[Items from a data source]

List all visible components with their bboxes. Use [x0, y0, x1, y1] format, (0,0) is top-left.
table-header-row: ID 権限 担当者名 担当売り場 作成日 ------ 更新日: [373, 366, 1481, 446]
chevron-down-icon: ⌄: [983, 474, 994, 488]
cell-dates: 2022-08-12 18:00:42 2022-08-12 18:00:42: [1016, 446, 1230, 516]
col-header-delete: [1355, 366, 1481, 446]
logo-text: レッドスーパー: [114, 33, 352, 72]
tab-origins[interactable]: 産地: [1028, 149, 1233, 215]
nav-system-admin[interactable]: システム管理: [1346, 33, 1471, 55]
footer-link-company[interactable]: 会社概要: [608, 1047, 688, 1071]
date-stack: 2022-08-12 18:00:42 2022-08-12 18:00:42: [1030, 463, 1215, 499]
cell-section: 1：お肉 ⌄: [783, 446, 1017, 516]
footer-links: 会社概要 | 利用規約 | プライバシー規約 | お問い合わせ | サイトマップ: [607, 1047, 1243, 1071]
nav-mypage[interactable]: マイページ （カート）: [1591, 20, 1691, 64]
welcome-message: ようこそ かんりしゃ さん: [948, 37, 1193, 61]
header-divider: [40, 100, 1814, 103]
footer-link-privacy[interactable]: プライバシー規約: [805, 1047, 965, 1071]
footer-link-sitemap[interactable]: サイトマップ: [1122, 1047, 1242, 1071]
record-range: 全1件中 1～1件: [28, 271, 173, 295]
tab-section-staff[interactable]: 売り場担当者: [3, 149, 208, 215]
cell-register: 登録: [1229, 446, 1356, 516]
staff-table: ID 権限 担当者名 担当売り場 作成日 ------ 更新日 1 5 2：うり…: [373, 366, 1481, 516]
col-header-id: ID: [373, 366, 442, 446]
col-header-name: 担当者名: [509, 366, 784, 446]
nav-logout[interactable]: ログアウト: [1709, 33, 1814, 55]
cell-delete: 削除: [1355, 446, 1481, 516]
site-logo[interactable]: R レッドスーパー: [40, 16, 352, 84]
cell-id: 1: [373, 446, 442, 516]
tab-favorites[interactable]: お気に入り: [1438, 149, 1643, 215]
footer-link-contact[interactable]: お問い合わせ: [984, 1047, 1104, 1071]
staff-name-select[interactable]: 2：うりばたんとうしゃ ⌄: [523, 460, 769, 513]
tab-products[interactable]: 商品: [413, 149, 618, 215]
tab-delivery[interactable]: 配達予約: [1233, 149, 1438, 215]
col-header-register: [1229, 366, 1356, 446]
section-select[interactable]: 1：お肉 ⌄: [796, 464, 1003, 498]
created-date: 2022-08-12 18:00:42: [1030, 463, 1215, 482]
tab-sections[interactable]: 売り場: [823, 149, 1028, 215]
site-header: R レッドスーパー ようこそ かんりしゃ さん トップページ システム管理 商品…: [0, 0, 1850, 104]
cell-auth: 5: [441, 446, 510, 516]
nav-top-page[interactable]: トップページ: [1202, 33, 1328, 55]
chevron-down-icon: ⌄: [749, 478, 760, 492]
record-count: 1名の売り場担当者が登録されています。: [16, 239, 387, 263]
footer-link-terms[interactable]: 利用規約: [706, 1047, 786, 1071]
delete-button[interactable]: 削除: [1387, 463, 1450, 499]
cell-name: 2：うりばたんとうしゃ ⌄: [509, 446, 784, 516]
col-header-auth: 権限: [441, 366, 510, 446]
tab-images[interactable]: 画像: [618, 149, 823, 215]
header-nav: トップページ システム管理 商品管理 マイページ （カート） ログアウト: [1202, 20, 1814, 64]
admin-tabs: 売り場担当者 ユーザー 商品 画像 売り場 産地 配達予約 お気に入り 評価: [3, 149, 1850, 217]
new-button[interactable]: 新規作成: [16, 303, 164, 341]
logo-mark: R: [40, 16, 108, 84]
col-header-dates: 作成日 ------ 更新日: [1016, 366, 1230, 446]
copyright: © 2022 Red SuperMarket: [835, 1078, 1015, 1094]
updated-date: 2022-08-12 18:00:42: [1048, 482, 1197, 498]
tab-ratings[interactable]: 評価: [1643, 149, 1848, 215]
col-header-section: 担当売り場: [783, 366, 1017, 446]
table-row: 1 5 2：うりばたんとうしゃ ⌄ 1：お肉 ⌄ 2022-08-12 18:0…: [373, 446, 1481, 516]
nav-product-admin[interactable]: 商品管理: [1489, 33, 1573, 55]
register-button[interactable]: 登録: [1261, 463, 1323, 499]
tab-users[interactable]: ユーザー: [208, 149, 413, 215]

# Work to complete
Copy out every one of the records above word for word, with nothing changed.

# Exercise result
List all visible components with their bboxes. Use [x0, y0, x1, y1] format, (0,0) is top-left.
table-header-row: ID 権限 担当者名 担当売り場 作成日 ------ 更新日: [373, 366, 1481, 446]
chevron-down-icon: ⌄: [983, 474, 994, 488]
cell-dates: 2022-08-12 18:00:42 2022-08-12 18:00:42: [1016, 446, 1230, 516]
col-header-delete: [1355, 366, 1481, 446]
logo-text: レッドスーパー: [114, 33, 352, 72]
tab-origins[interactable]: 産地: [1028, 149, 1233, 215]
nav-system-admin[interactable]: システム管理: [1346, 33, 1471, 55]
footer-link-company[interactable]: 会社概要: [608, 1047, 688, 1071]
date-stack: 2022-08-12 18:00:42 2022-08-12 18:00:42: [1030, 463, 1215, 499]
cell-section: 1：お肉 ⌄: [783, 446, 1017, 516]
footer-links: 会社概要 | 利用規約 | プライバシー規約 | お問い合わせ | サイトマップ: [607, 1047, 1243, 1071]
nav-mypage[interactable]: マイページ （カート）: [1591, 20, 1691, 64]
welcome-message: ようこそ かんりしゃ さん: [948, 37, 1193, 61]
header-divider: [40, 100, 1814, 103]
footer-link-privacy[interactable]: プライバシー規約: [805, 1047, 965, 1071]
footer-link-sitemap[interactable]: サイトマップ: [1122, 1047, 1242, 1071]
record-range: 全1件中 1～1件: [28, 271, 173, 295]
tab-section-staff[interactable]: 売り場担当者: [3, 149, 208, 215]
cell-register: 登録: [1229, 446, 1356, 516]
staff-table: ID 権限 担当者名 担当売り場 作成日 ------ 更新日 1 5 2：うり…: [373, 366, 1481, 516]
col-header-id: ID: [373, 366, 442, 446]
col-header-name: 担当者名: [509, 366, 784, 446]
nav-logout[interactable]: ログアウト: [1709, 33, 1814, 55]
cell-delete: 削除: [1355, 446, 1481, 516]
site-logo[interactable]: R レッドスーパー: [40, 16, 352, 84]
cell-id: 1: [373, 446, 442, 516]
tab-favorites[interactable]: お気に入り: [1438, 149, 1643, 215]
footer-link-contact[interactable]: お問い合わせ: [984, 1047, 1104, 1071]
staff-name-select[interactable]: 2：うりばたんとうしゃ ⌄: [523, 460, 769, 513]
tab-products[interactable]: 商品: [413, 149, 618, 215]
tab-delivery[interactable]: 配達予約: [1233, 149, 1438, 215]
col-header-register: [1229, 366, 1356, 446]
section-select[interactable]: 1：お肉 ⌄: [796, 464, 1003, 498]
created-date: 2022-08-12 18:00:42: [1030, 463, 1215, 482]
tab-sections[interactable]: 売り場: [823, 149, 1028, 215]
site-header: R レッドスーパー ようこそ かんりしゃ さん トップページ システム管理 商品…: [0, 0, 1850, 104]
cell-auth: 5: [441, 446, 510, 516]
nav-top-page[interactable]: トップページ: [1202, 33, 1328, 55]
chevron-down-icon: ⌄: [749, 478, 760, 492]
record-count: 1名の売り場担当者が登録されています。: [16, 239, 387, 263]
footer-link-terms[interactable]: 利用規約: [706, 1047, 786, 1071]
delete-button[interactable]: 削除: [1387, 463, 1450, 499]
cell-name: 2：うりばたんとうしゃ ⌄: [509, 446, 784, 516]
col-header-auth: 権限: [441, 366, 510, 446]
tab-images[interactable]: 画像: [618, 149, 823, 215]
header-nav: トップページ システム管理 商品管理 マイページ （カート） ログアウト: [1202, 20, 1814, 64]
admin-tabs: 売り場担当者 ユーザー 商品 画像 売り場 産地 配達予約 お気に入り 評価: [3, 149, 1850, 217]
new-button[interactable]: 新規作成: [16, 303, 164, 341]
logo-mark: R: [40, 16, 108, 84]
col-header-dates: 作成日 ------ 更新日: [1016, 366, 1230, 446]
copyright: © 2022 Red SuperMarket: [835, 1078, 1015, 1094]
updated-date: 2022-08-12 18:00:42: [1048, 482, 1197, 498]
tab-ratings[interactable]: 評価: [1643, 149, 1848, 215]
col-header-section: 担当売り場: [783, 366, 1017, 446]
table-row: 1 5 2：うりばたんとうしゃ ⌄ 1：お肉 ⌄ 2022-08-12 18:0…: [373, 446, 1481, 516]
nav-product-admin[interactable]: 商品管理: [1489, 33, 1573, 55]
register-button[interactable]: 登録: [1261, 463, 1323, 499]
tab-users[interactable]: ユーザー: [208, 149, 413, 215]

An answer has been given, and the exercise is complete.